In this exercise, reproduce all the entries that follow exactly.

**Task input**
Begin
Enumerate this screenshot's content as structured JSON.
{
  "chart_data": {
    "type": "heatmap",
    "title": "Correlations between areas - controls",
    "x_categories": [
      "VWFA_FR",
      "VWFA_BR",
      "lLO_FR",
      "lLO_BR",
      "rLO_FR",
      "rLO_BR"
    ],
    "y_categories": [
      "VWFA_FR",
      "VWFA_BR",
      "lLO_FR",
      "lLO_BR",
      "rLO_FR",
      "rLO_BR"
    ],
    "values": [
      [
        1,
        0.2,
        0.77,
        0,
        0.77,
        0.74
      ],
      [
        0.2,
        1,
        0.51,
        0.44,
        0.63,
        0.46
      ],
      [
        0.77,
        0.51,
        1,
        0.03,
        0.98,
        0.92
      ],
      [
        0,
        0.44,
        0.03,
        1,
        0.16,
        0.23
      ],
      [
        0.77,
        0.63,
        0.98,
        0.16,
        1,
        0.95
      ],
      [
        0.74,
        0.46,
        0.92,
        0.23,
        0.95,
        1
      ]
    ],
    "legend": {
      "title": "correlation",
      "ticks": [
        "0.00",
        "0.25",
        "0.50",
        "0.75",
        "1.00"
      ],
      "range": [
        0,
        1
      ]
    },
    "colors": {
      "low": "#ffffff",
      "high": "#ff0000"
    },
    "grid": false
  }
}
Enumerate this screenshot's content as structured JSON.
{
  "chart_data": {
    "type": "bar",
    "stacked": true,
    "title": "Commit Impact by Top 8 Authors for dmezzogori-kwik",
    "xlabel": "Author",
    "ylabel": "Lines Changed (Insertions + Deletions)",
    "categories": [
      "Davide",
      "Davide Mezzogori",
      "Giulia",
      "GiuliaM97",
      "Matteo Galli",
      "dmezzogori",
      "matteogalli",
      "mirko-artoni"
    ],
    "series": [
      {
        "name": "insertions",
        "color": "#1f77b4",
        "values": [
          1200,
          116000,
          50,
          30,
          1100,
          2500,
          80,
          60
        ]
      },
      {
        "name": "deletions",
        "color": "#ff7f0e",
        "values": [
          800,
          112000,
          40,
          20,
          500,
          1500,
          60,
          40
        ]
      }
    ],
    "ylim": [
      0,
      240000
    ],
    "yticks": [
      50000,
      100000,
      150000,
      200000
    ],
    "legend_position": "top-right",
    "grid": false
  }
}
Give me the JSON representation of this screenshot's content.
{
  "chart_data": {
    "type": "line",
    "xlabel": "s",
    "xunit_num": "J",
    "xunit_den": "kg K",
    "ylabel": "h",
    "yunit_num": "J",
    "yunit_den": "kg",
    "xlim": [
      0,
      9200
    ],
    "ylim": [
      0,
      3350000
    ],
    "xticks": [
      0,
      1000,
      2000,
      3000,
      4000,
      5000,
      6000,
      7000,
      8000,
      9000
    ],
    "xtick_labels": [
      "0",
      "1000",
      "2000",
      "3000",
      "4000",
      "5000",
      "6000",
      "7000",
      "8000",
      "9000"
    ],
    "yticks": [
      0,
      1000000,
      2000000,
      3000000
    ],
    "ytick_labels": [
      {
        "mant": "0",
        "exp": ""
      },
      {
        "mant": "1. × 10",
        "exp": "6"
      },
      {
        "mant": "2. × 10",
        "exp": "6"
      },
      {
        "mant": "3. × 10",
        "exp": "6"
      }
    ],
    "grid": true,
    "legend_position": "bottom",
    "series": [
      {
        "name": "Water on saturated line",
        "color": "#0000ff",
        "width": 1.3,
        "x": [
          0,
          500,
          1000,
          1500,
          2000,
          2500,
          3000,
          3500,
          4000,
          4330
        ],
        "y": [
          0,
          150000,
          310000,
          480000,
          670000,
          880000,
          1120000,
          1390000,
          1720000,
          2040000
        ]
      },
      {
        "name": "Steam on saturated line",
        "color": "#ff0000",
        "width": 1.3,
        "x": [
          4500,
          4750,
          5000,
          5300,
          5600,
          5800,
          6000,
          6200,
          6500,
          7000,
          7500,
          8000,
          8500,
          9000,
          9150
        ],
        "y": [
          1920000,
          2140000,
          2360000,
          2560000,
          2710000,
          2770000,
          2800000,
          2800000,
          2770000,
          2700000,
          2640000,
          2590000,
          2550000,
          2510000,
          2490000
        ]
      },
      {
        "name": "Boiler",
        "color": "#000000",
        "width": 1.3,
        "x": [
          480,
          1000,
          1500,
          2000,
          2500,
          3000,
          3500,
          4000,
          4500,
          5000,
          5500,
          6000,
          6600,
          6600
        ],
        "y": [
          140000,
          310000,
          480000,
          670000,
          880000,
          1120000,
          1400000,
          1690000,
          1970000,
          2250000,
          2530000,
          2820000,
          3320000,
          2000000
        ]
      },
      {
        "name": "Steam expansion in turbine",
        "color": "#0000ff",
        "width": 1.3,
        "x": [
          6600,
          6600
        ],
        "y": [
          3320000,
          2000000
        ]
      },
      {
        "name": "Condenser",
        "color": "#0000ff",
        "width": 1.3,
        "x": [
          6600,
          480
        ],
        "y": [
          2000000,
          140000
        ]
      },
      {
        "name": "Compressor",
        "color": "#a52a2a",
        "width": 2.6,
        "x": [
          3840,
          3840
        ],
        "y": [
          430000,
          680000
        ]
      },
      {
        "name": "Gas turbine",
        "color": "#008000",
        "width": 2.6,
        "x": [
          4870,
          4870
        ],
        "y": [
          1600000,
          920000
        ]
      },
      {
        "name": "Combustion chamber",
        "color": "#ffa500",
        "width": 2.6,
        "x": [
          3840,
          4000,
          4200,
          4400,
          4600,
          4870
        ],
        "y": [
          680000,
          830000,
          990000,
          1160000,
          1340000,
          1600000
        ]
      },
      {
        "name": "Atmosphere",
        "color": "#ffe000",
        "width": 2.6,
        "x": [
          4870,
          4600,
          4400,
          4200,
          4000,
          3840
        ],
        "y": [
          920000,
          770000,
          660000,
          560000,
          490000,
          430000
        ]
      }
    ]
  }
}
End
**Expected output**
Enumerate this screenshot's content as structured JSON.
{
  "chart_data": {
    "type": "heatmap",
    "title": "Correlations between areas - controls",
    "x_categories": [
      "VWFA_FR",
      "VWFA_BR",
      "lLO_FR",
      "lLO_BR",
      "rLO_FR",
      "rLO_BR"
    ],
    "y_categories": [
      "VWFA_FR",
      "VWFA_BR",
      "lLO_FR",
      "lLO_BR",
      "rLO_FR",
      "rLO_BR"
    ],
    "values": [
      [
        1,
        0.2,
        0.77,
        0,
        0.77,
        0.74
      ],
      [
        0.2,
        1,
        0.51,
        0.44,
        0.63,
        0.46
      ],
      [
        0.77,
        0.51,
        1,
        0.03,
        0.98,
        0.92
      ],
      [
        0,
        0.44,
        0.03,
        1,
        0.16,
        0.23
      ],
      [
        0.77,
        0.63,
        0.98,
        0.16,
        1,
        0.95
      ],
      [
        0.74,
        0.46,
        0.92,
        0.23,
        0.95,
        1
      ]
    ],
    "legend": {
      "title": "correlation",
      "ticks": [
        "0.00",
        "0.25",
        "0.50",
        "0.75",
        "1.00"
      ],
      "range": [
        0,
        1
      ]
    },
    "colors": {
      "low": "#ffffff",
      "high": "#ff0000"
    },
    "grid": false
  }
}
Enumerate this screenshot's content as structured JSON.
{
  "chart_data": {
    "type": "bar",
    "stacked": true,
    "title": "Commit Impact by Top 8 Authors for dmezzogori-kwik",
    "xlabel": "Author",
    "ylabel": "Lines Changed (Insertions + Deletions)",
    "categories": [
      "Davide",
      "Davide Mezzogori",
      "Giulia",
      "GiuliaM97",
      "Matteo Galli",
      "dmezzogori",
      "matteogalli",
      "mirko-artoni"
    ],
    "series": [
      {
        "name": "insertions",
        "color": "#1f77b4",
        "values": [
          1200,
          116000,
          50,
          30,
          1100,
          2500,
          80,
          60
        ]
      },
      {
        "name": "deletions",
        "color": "#ff7f0e",
        "values": [
          800,
          112000,
          40,
          20,
          500,
          1500,
          60,
          40
        ]
      }
    ],
    "ylim": [
      0,
      240000
    ],
    "yticks": [
      50000,
      100000,
      150000,
      200000
    ],
    "legend_position": "top-right",
    "grid": false
  }
}
Give me the JSON representation of this screenshot's content.
{
  "chart_data": {
    "type": "line",
    "xlabel": "s",
    "xunit_num": "J",
    "xunit_den": "kg K",
    "ylabel": "h",
    "yunit_num": "J",
    "yunit_den": "kg",
    "xlim": [
      0,
      9200
    ],
    "ylim": [
      0,
      3350000
    ],
    "xticks": [
      0,
      1000,
      2000,
      3000,
      4000,
      5000,
      6000,
      7000,
      8000,
      9000
    ],
    "xtick_labels": [
      "0",
      "1000",
      "2000",
      "3000",
      "4000",
      "5000",
      "6000",
      "7000",
      "8000",
      "9000"
    ],
    "yticks": [
      0,
      1000000,
      2000000,
      3000000
    ],
    "ytick_labels": [
      {
        "mant": "0",
        "exp": ""
      },
      {
        "mant": "1. × 10",
        "exp": "6"
      },
      {
        "mant": "2. × 10",
        "exp": "6"
      },
      {
        "mant": "3. × 10",
        "exp": "6"
      }
    ],
    "grid": true,
    "legend_position": "bottom",
    "series": [
      {
        "name": "Water on saturated line",
        "color": "#0000ff",
        "width": 1.3,
        "x": [
          0,
          500,
          1000,
          1500,
          2000,
          2500,
          3000,
          3500,
          4000,
          4330
        ],
        "y": [
          0,
          150000,
          310000,
          480000,
          670000,
          880000,
          1120000,
          1390000,
          1720000,
          2040000
        ]
      },
      {
        "name": "Steam on saturated line",
        "color": "#ff0000",
        "width": 1.3,
        "x": [
          4500,
          4750,
          5000,
          5300,
          5600,
          5800,
          6000,
          6200,
          6500,
          7000,
          7500,
          8000,
          8500,
          9000,
          9150
        ],
        "y": [
          1920000,
          2140000,
          2360000,
          2560000,
          2710000,
          2770000,
          2800000,
          2800000,
          2770000,
          2700000,
          2640000,
          2590000,
          2550000,
          2510000,
          2490000
        ]
      },
      {
        "name": "Boiler",
        "color": "#000000",
        "width": 1.3,
        "x": [
          480,
          1000,
          1500,
          2000,
          2500,
          3000,
          3500,
          4000,
          4500,
          5000,
          5500,
          6000,
          6600,
          6600
        ],
        "y": [
          140000,
          310000,
          480000,
          670000,
          880000,
          1120000,
          1400000,
          1690000,
          1970000,
          2250000,
          2530000,
          2820000,
          3320000,
          2000000
        ]
      },
      {
        "name": "Steam expansion in turbine",
        "color": "#0000ff",
        "width": 1.3,
        "x": [
          6600,
          6600
        ],
        "y": [
          3320000,
          2000000
        ]
      },
      {
        "name": "Condenser",
        "color": "#0000ff",
        "width": 1.3,
        "x": [
          6600,
          480
        ],
        "y": [
          2000000,
          140000
        ]
      },
      {
        "name": "Compressor",
        "color": "#a52a2a",
        "width": 2.6,
        "x": [
          3840,
          3840
        ],
        "y": [
          430000,
          680000
        ]
      },
      {
        "name": "Gas turbine",
        "color": "#008000",
        "width": 2.6,
        "x": [
          4870,
          4870
        ],
        "y": [
          1600000,
          920000
        ]
      },
      {
        "name": "Combustion chamber",
        "color": "#ffa500",
        "width": 2.6,
        "x": [
          3840,
          4000,
          4200,
          4400,
          4600,
          4870
        ],
        "y": [
          680000,
          830000,
          990000,
          1160000,
          1340000,
          1600000
        ]
      },
      {
        "name": "Atmosphere",
        "color": "#ffe000",
        "width": 2.6,
        "x": [
          4870,
          4600,
          4400,
          4200,
          4000,
          3840
        ],
        "y": [
          920000,
          770000,
          660000,
          560000,
          490000,
          430000
        ]
      }
    ]
  }
}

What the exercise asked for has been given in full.